◆ Supplied data
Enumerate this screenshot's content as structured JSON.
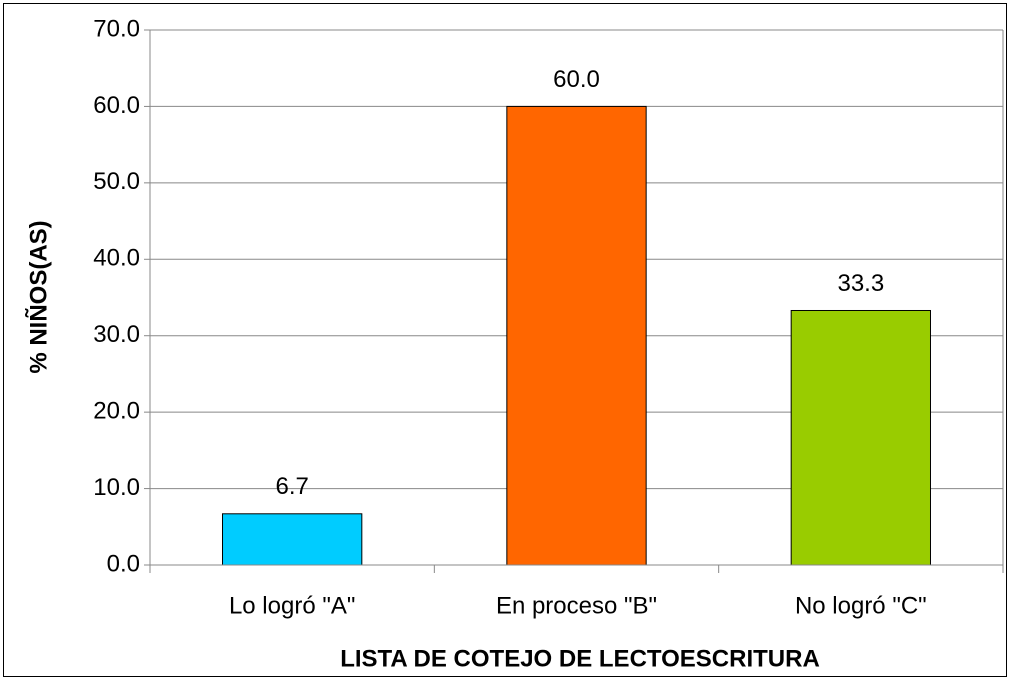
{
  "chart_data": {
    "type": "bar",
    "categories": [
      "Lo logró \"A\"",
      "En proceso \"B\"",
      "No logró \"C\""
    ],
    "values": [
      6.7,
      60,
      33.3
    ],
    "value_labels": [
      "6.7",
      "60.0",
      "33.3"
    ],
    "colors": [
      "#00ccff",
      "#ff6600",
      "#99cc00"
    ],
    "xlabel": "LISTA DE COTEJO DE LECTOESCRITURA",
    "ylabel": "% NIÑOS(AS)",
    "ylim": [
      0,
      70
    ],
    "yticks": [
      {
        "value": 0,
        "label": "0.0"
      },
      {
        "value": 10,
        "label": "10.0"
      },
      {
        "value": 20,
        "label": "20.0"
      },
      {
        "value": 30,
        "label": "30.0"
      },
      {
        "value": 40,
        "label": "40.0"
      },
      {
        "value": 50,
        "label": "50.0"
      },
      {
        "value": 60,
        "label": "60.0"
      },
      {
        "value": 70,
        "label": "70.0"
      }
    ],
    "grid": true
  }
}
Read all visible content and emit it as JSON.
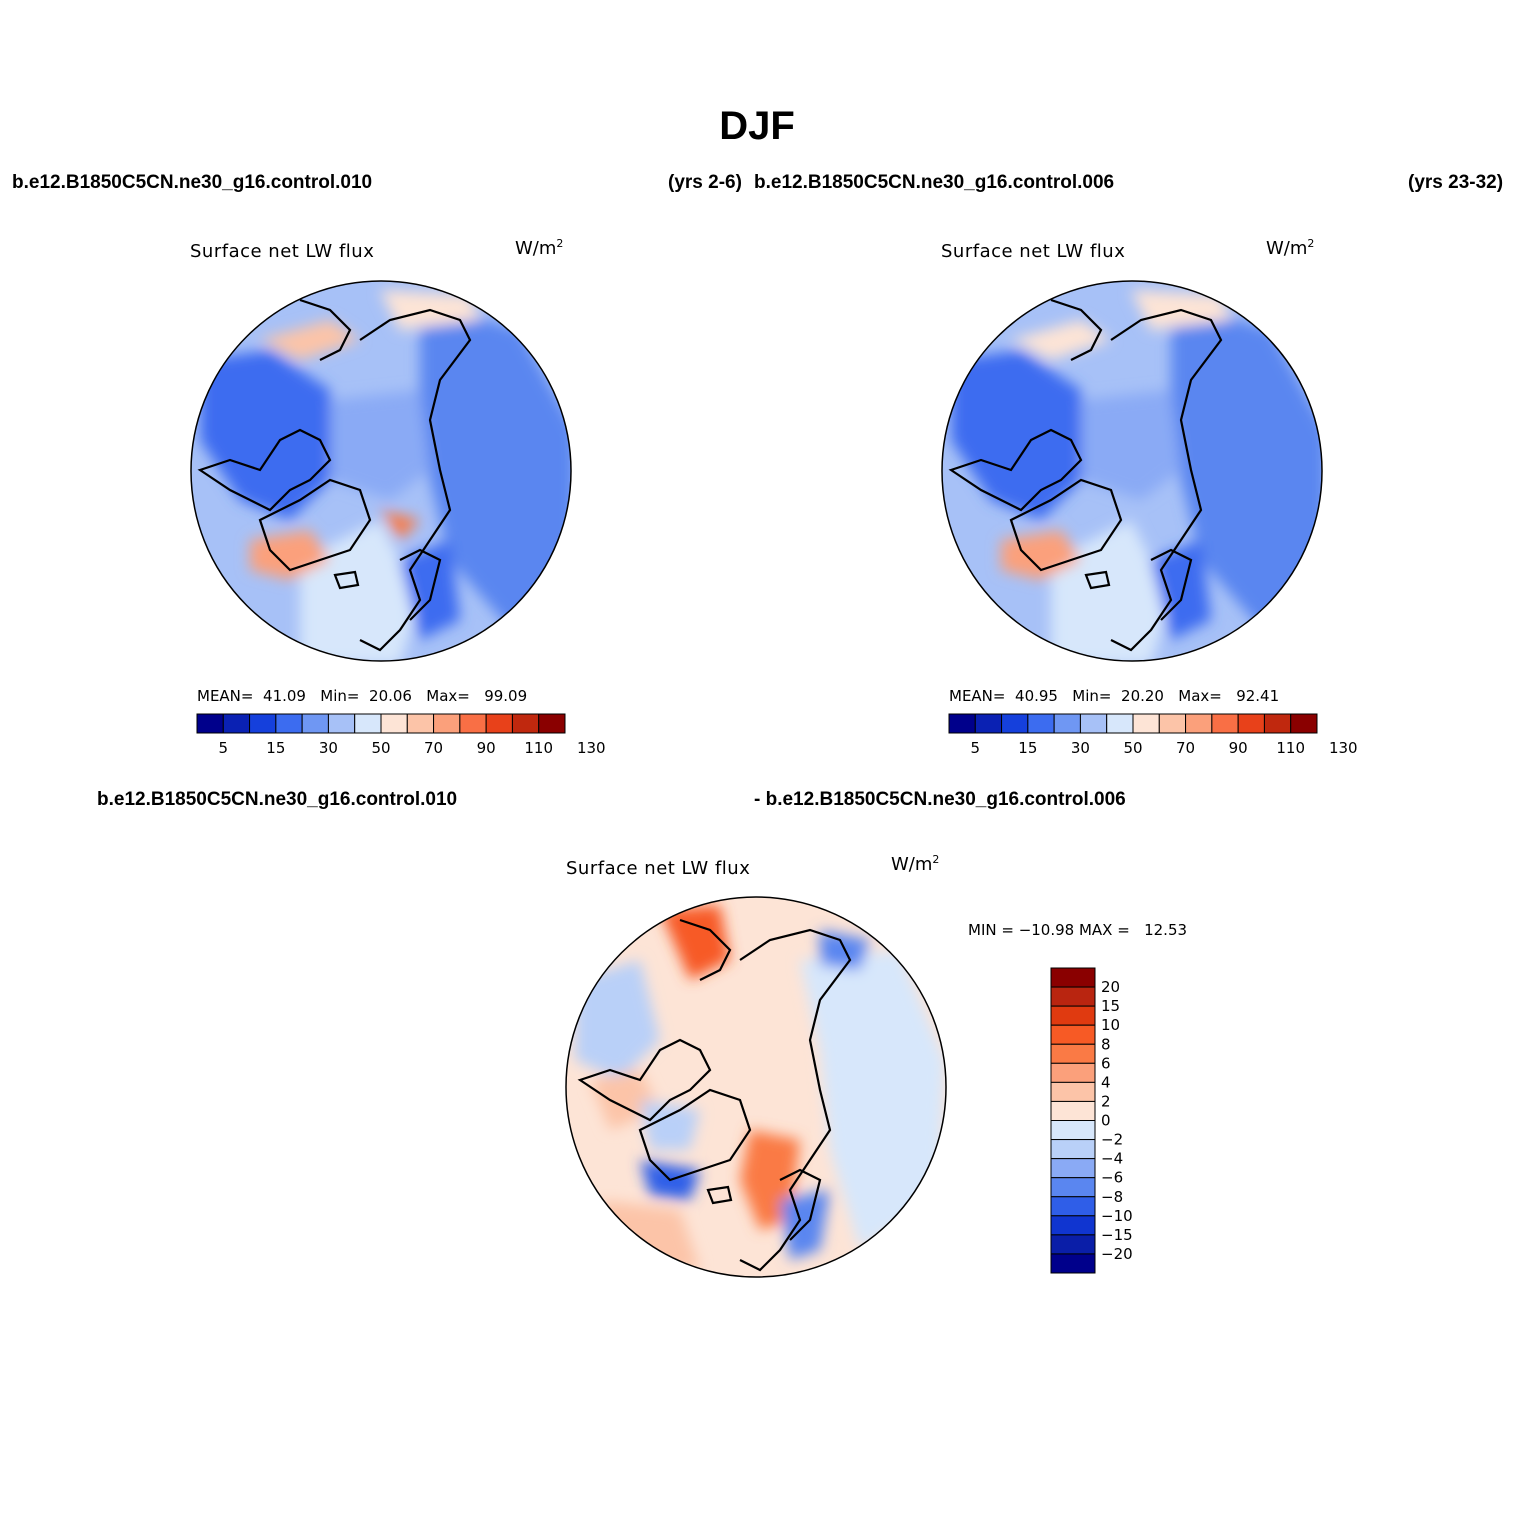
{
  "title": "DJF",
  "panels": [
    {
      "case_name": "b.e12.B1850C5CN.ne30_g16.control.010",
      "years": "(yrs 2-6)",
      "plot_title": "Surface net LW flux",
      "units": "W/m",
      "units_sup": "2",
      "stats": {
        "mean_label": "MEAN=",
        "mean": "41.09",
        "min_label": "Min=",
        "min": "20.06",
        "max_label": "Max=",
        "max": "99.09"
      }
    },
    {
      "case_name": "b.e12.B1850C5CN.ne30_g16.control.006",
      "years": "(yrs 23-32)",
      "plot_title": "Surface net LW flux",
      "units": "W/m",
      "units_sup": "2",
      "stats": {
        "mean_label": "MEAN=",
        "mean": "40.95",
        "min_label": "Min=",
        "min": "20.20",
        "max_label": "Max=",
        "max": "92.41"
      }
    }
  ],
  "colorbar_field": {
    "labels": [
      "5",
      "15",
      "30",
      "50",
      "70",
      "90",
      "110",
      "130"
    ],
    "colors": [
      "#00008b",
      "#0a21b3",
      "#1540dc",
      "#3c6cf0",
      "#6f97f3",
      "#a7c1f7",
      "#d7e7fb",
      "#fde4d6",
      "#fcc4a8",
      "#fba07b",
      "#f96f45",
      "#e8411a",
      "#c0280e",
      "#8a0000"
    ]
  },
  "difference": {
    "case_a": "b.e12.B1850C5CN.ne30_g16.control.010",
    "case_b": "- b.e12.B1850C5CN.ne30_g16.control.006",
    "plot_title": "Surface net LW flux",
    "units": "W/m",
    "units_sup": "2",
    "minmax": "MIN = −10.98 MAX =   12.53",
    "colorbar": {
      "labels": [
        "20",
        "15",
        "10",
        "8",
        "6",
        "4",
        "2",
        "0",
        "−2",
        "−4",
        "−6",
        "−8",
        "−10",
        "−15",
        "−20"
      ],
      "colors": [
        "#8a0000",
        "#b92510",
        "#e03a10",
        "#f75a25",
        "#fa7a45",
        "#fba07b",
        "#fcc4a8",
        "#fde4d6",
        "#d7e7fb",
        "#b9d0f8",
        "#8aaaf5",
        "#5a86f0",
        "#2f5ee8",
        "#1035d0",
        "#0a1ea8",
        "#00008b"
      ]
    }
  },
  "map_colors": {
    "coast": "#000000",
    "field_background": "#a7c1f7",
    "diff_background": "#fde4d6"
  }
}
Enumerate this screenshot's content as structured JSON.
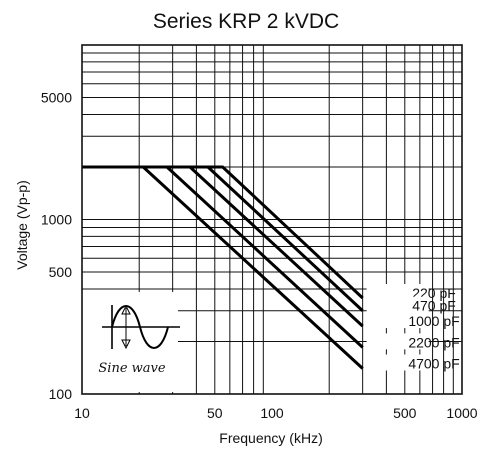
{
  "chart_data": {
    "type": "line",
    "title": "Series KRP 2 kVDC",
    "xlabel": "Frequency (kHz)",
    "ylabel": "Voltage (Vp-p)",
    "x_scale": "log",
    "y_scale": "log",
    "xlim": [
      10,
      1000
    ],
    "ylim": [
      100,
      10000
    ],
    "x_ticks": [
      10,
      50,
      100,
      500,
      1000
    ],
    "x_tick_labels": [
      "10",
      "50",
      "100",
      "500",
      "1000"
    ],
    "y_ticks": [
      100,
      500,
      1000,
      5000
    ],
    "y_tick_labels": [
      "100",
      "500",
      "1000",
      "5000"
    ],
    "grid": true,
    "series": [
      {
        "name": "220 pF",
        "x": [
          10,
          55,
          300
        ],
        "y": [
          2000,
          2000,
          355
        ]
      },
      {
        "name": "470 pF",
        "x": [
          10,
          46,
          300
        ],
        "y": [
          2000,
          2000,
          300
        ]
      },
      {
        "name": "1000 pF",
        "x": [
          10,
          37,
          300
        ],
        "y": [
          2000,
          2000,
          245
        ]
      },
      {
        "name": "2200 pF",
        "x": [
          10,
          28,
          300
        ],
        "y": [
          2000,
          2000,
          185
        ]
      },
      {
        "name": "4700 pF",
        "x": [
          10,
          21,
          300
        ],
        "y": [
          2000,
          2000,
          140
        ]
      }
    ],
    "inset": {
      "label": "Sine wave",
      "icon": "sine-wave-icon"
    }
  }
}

◆ Given task
Your answer should be a single number: the count of lines in the entries that contain the word "control".

◆ Answer to the task
4